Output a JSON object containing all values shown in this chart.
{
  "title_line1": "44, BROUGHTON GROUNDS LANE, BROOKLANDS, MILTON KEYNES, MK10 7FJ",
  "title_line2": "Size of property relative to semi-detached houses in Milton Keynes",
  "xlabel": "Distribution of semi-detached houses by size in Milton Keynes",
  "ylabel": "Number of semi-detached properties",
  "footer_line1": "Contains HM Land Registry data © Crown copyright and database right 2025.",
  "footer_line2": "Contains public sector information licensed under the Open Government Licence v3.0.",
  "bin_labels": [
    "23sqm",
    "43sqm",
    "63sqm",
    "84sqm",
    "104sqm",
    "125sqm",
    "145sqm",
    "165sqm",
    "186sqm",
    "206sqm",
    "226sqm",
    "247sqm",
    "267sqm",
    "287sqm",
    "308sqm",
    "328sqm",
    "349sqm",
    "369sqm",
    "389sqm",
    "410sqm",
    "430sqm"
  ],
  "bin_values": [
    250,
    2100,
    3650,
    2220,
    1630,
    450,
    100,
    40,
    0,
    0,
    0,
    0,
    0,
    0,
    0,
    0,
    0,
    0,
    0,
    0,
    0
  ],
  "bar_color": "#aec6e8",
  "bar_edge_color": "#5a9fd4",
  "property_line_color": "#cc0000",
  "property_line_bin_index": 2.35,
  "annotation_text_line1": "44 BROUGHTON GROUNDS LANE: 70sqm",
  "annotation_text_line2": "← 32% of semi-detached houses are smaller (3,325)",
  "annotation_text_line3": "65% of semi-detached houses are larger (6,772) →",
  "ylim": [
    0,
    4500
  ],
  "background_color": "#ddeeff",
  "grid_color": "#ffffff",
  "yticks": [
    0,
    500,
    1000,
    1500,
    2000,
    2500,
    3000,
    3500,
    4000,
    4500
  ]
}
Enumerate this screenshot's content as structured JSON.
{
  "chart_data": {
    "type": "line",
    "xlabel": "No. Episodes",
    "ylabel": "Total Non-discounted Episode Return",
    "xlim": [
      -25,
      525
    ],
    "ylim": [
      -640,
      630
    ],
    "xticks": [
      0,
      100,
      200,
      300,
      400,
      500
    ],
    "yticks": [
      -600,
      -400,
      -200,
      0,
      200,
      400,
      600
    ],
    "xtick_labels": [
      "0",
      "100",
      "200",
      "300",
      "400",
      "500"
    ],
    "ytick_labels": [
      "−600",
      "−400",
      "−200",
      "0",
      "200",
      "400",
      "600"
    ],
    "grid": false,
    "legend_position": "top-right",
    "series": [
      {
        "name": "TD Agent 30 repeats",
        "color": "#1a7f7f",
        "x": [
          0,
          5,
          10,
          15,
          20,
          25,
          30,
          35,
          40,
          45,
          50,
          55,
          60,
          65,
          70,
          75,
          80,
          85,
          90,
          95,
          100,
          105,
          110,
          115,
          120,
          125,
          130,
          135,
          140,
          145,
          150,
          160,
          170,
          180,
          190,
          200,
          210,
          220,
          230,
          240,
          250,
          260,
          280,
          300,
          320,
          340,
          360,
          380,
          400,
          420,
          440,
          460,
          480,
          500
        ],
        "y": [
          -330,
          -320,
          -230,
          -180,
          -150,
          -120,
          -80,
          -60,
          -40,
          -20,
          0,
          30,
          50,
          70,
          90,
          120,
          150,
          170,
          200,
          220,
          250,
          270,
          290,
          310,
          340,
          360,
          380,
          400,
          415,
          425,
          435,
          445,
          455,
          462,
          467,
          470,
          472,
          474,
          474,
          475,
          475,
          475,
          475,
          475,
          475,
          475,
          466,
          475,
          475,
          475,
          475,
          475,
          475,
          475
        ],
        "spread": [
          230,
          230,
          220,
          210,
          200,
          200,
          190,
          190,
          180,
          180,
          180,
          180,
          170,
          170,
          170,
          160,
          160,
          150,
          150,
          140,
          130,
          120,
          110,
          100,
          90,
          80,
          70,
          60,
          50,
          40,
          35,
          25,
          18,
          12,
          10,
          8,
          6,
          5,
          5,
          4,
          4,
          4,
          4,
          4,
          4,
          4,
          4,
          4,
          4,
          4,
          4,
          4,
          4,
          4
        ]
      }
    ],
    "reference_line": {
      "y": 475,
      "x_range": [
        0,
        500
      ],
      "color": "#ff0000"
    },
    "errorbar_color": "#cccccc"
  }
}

» WHAT YOU SHOULD DO:
Show all lines from the listing above in which "right" appears.

» OUTPUT BELOW:
  "footer_line1": "Contains HM Land Registry data © Crown copyright and database right 2025.",
    "legend_position": "top-right",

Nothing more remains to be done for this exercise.